-- Task details --
Locate and copy each line in the data that contains the word "pharmacien".

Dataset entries

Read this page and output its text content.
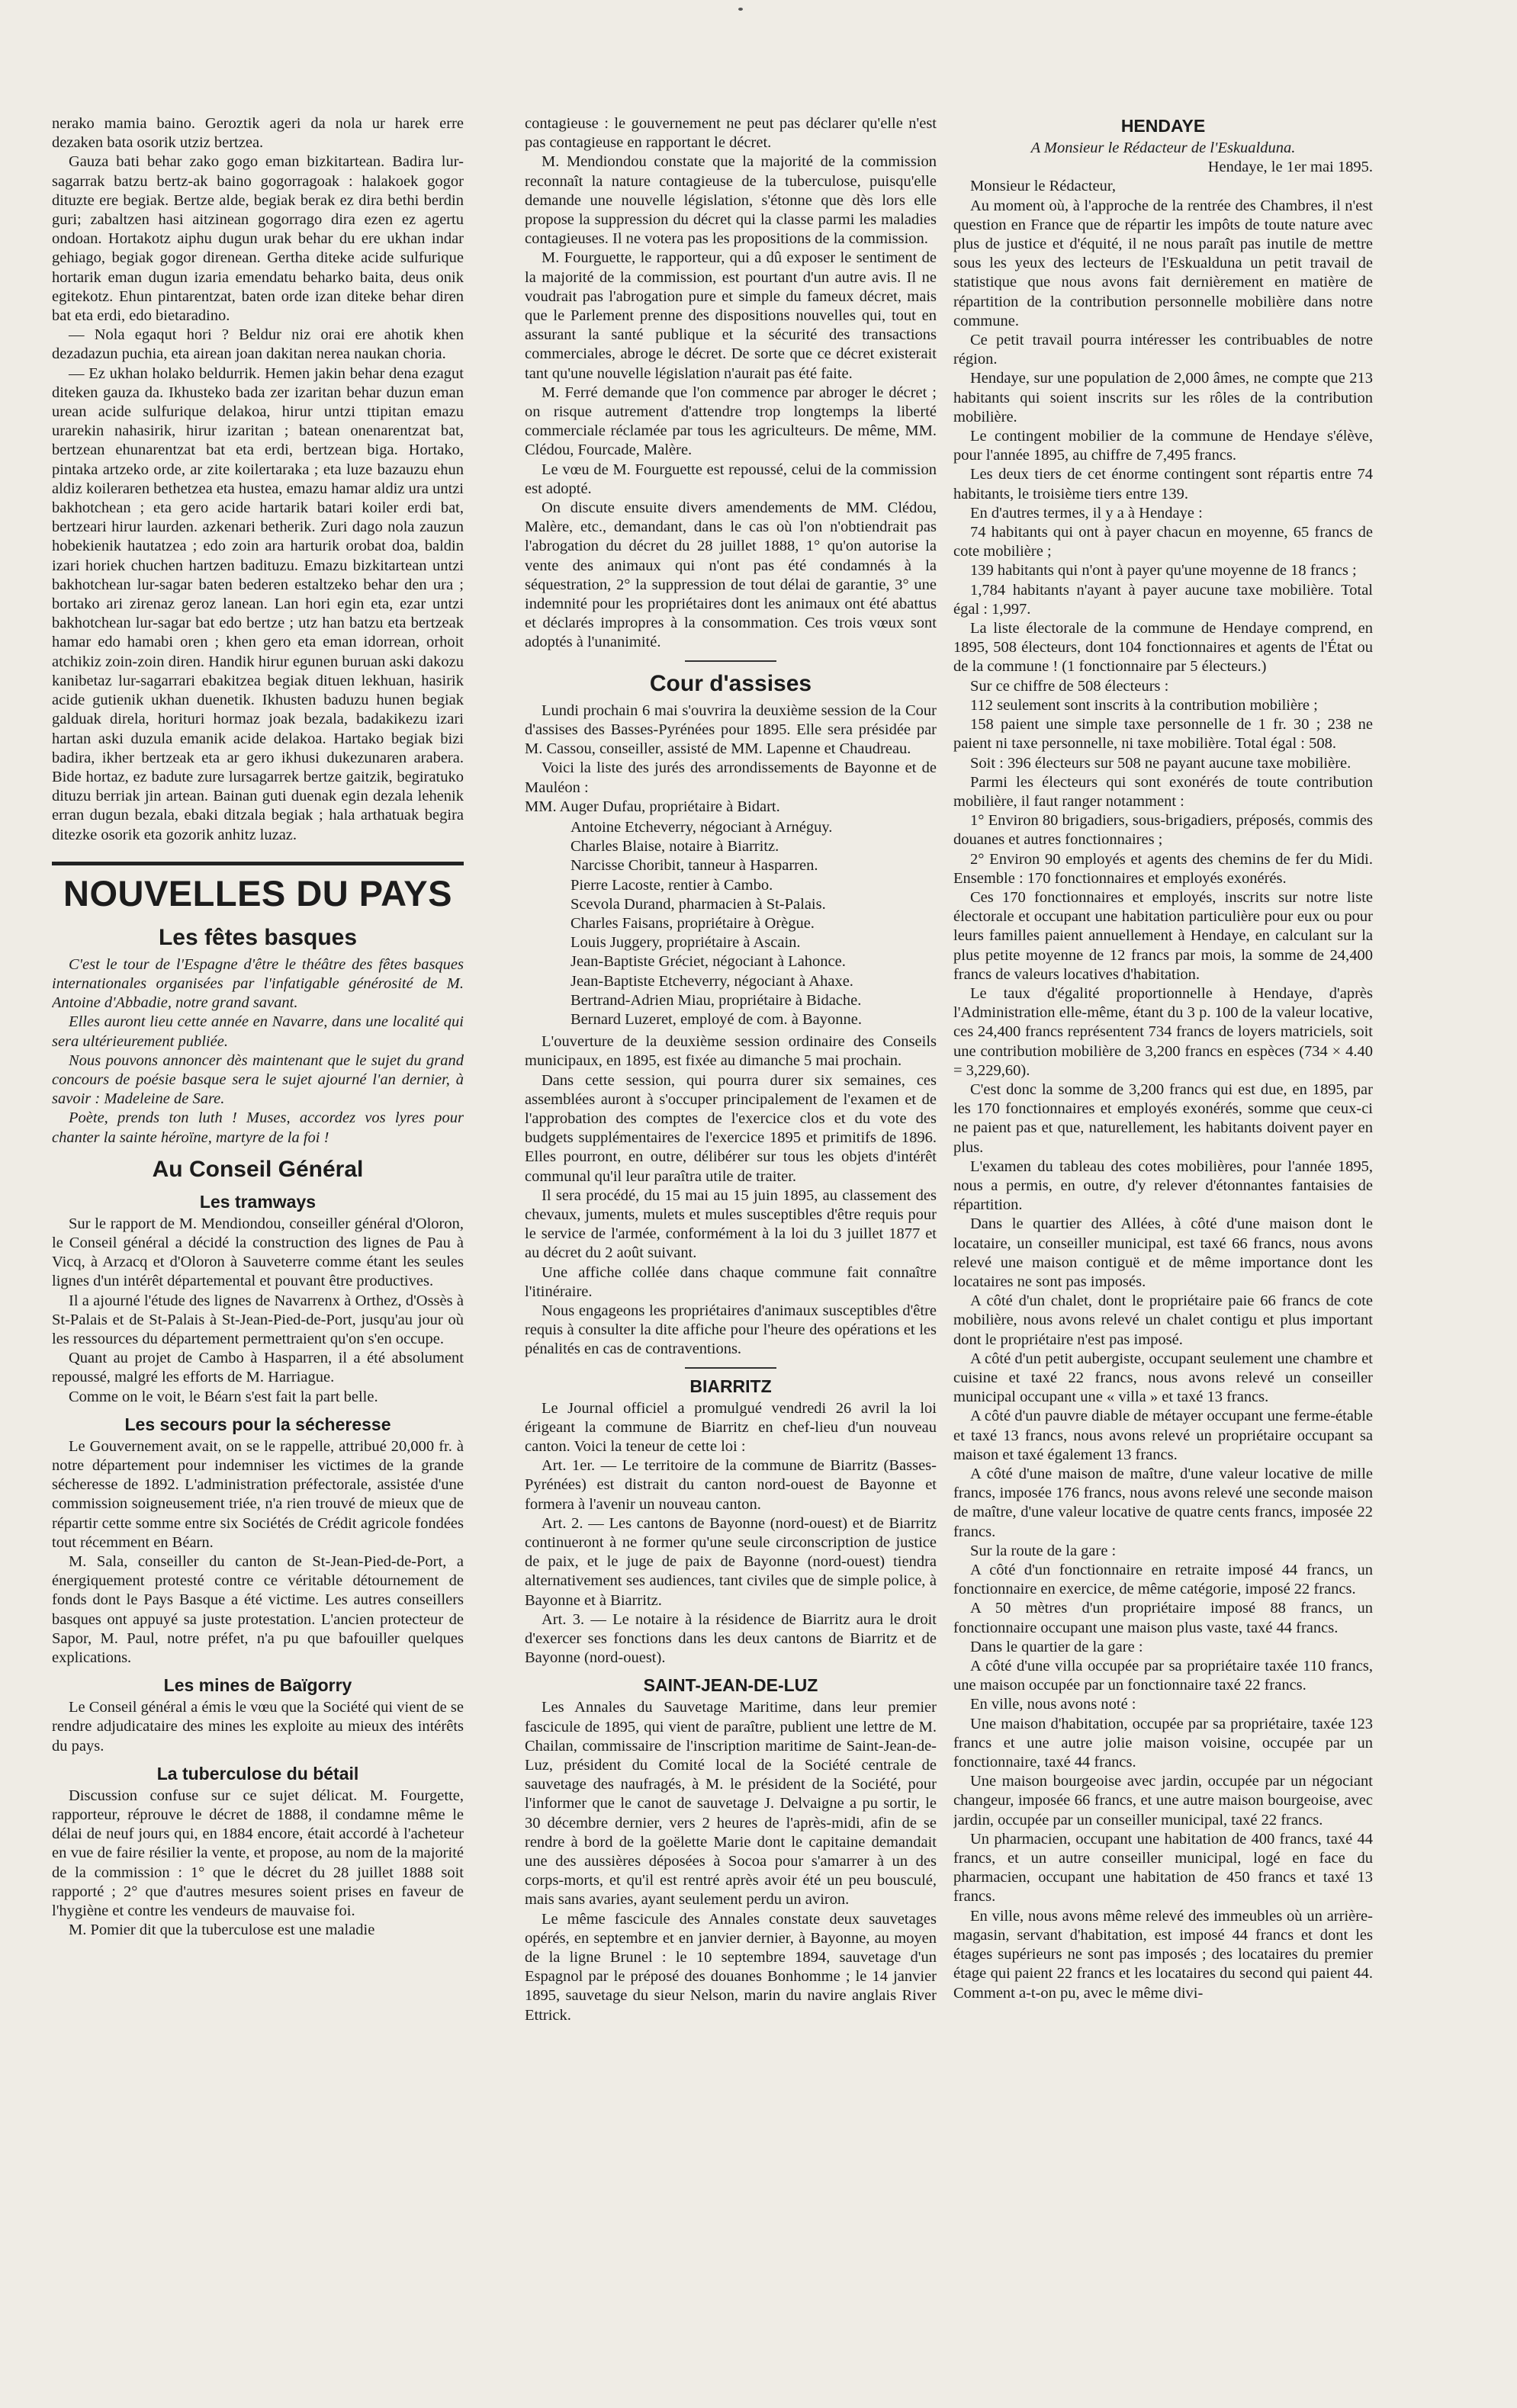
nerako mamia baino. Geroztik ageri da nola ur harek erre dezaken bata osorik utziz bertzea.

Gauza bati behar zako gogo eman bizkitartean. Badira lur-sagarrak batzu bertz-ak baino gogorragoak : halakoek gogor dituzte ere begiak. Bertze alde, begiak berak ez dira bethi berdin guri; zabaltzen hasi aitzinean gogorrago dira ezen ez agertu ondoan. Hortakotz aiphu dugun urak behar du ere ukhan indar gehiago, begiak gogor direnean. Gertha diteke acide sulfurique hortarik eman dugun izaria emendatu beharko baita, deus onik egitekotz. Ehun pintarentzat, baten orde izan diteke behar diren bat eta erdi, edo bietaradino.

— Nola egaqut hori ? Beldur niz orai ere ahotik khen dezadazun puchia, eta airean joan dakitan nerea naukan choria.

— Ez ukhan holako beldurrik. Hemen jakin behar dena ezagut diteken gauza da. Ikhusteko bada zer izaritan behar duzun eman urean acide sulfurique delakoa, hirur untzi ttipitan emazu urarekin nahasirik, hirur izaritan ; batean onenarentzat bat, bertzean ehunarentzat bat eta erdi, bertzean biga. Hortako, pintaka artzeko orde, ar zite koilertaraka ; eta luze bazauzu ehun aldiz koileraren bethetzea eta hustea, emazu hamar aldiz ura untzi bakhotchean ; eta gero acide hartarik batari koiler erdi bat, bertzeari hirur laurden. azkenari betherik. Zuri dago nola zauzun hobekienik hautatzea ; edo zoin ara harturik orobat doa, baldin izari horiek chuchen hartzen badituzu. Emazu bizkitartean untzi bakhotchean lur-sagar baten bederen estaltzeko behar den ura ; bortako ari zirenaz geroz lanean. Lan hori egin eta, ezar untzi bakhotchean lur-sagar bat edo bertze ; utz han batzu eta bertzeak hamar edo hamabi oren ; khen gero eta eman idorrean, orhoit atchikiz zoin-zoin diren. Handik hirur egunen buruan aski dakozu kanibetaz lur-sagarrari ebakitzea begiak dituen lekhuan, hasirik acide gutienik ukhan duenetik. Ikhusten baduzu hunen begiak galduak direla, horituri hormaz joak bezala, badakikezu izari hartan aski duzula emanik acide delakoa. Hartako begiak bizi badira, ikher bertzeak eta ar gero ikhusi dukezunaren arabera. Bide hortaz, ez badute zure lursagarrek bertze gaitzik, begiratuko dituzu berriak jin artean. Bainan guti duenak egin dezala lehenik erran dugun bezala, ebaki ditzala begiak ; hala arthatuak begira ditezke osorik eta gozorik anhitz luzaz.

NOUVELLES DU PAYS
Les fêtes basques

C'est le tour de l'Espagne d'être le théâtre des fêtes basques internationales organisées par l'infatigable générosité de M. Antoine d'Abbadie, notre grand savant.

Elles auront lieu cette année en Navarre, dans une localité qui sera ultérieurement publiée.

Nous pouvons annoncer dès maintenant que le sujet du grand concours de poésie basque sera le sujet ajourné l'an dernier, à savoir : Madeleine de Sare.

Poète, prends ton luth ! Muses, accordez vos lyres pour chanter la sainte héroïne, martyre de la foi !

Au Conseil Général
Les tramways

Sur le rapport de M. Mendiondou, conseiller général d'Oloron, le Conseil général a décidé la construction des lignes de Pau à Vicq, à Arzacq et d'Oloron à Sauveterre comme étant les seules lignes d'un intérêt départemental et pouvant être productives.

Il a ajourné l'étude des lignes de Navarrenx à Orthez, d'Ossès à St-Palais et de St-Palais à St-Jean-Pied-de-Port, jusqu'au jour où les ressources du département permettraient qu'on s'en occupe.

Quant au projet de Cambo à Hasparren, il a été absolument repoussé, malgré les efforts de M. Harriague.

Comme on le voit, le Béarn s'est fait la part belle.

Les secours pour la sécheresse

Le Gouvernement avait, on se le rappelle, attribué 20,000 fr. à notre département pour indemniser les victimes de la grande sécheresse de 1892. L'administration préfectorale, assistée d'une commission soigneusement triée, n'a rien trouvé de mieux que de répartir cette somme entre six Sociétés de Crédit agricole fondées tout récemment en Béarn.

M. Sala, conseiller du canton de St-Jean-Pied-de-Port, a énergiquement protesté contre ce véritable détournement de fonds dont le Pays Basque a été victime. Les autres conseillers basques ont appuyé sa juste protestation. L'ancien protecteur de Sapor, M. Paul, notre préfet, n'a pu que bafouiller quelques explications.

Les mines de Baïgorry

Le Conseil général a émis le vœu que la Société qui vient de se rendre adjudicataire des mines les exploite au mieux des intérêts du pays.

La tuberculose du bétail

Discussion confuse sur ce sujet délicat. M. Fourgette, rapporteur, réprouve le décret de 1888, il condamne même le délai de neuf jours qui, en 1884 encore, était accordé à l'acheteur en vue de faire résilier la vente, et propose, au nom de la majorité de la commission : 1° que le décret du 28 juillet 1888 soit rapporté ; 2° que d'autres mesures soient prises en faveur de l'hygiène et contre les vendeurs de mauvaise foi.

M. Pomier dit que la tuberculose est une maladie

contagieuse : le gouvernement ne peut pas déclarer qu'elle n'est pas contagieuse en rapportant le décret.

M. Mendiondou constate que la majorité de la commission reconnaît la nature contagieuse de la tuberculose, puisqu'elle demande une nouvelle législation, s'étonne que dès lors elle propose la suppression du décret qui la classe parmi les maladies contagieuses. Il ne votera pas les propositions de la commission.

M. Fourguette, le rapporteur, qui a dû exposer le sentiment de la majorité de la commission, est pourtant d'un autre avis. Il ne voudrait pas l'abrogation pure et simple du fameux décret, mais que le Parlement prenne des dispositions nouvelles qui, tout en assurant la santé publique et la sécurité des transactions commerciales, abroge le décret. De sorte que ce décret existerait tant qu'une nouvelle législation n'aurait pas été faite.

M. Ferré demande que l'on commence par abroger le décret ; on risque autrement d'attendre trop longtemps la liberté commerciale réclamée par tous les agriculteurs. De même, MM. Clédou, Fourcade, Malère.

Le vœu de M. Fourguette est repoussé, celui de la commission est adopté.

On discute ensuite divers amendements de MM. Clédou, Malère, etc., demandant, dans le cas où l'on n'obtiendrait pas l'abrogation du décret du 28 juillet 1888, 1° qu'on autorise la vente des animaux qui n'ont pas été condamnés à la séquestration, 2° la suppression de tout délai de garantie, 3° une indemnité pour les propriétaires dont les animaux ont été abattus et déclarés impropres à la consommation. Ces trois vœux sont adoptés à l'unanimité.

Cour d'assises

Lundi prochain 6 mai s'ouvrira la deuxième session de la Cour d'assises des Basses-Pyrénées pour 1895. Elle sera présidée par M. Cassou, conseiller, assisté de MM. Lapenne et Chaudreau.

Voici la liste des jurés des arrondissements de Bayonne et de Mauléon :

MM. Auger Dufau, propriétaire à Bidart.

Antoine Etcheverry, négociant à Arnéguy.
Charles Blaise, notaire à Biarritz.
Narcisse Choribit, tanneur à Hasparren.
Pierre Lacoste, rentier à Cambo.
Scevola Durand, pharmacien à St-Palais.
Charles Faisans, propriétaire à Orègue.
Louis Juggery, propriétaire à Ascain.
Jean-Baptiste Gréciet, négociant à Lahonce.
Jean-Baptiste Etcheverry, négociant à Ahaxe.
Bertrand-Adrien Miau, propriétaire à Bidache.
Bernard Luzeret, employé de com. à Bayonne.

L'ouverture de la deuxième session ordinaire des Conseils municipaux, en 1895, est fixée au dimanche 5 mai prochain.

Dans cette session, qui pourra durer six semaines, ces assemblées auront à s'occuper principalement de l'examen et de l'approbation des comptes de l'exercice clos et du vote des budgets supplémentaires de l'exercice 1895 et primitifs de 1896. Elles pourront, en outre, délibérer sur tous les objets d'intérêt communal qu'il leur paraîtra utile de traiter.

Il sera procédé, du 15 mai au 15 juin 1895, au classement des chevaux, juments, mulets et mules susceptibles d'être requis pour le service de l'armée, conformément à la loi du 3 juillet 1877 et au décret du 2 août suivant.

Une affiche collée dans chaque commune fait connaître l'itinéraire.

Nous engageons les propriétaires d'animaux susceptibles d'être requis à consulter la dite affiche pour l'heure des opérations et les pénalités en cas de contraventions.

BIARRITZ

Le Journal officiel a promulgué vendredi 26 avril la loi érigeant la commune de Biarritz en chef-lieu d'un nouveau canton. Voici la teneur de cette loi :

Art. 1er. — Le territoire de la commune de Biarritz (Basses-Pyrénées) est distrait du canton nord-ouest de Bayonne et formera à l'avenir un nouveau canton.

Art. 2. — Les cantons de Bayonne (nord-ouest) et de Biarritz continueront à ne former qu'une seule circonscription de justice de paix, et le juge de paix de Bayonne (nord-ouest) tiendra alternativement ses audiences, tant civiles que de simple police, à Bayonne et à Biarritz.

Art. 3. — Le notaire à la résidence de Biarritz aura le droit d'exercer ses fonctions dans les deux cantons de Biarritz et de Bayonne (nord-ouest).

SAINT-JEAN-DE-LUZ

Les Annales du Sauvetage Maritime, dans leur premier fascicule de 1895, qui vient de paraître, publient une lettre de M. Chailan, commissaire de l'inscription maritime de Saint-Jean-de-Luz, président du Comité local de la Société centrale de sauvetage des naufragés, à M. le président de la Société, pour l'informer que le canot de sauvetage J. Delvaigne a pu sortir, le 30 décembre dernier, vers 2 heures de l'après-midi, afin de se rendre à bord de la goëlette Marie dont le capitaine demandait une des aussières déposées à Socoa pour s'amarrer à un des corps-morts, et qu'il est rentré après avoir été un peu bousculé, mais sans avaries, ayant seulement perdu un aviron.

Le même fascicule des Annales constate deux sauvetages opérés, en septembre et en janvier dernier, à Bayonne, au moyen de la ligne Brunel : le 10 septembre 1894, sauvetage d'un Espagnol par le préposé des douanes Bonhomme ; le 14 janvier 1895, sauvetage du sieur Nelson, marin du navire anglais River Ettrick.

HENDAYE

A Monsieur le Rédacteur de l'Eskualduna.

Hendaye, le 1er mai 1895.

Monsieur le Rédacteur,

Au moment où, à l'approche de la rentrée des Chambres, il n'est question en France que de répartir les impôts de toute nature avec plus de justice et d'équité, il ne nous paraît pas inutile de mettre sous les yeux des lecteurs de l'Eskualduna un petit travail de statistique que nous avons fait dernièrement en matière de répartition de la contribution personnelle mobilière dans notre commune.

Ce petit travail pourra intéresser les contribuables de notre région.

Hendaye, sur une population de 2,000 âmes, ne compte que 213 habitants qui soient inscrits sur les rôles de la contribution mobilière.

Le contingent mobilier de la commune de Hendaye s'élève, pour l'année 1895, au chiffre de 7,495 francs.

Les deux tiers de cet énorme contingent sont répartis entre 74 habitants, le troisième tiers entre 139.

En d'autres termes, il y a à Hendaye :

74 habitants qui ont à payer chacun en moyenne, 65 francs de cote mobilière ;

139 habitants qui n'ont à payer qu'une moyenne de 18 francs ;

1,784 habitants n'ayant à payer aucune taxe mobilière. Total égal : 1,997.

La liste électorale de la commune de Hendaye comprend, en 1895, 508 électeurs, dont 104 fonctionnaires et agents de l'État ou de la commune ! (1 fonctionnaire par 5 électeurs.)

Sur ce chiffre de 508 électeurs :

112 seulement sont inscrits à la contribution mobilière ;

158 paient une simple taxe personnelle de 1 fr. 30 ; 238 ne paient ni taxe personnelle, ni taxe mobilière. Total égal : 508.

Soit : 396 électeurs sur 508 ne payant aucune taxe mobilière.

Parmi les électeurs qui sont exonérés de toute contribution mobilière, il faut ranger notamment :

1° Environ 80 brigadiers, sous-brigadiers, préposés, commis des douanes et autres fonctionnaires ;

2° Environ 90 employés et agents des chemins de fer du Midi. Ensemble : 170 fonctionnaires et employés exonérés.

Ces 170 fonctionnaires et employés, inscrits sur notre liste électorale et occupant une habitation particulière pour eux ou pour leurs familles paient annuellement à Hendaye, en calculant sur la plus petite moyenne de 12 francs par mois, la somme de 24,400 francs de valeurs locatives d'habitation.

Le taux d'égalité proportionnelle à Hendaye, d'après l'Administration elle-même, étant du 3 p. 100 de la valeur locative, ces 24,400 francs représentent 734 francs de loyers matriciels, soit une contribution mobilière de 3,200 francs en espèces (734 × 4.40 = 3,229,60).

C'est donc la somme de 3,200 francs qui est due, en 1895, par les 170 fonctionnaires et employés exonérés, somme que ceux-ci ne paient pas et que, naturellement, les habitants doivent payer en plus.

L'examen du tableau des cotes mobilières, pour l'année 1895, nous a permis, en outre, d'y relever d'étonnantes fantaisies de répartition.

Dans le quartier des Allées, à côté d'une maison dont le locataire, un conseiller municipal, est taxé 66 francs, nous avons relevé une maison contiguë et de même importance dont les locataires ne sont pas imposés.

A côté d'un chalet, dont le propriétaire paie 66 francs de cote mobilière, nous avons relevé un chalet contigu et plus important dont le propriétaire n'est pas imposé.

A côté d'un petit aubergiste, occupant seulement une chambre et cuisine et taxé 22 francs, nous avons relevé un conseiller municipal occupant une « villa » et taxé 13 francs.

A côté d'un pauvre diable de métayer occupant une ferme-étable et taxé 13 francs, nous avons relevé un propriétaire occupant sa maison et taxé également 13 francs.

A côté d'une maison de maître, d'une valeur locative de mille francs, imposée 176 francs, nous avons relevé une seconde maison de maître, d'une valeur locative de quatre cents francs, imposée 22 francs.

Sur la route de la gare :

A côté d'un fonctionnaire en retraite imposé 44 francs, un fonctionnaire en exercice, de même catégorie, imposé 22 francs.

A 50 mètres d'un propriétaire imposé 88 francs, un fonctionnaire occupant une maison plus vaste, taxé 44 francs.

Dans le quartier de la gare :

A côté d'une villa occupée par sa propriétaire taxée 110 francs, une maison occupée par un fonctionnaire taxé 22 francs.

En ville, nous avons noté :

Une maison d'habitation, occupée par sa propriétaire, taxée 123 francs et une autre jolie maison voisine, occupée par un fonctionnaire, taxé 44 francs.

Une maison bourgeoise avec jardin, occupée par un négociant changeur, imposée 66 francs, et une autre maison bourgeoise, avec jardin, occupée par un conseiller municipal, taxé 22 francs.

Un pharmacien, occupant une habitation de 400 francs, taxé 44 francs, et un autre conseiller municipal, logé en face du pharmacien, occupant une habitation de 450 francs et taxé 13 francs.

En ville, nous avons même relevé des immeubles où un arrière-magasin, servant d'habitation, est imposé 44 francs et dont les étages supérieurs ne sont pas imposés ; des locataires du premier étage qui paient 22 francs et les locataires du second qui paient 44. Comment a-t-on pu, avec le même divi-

-- The reply --
Scevola Durand, pharmacien à St-Palais.
Un pharmacien, occupant une habitation de 400 francs, taxé 44 francs, et un autre conseiller municipal, logé en face du pharmacien, occupant une habitation de 450 francs et taxé 13 francs.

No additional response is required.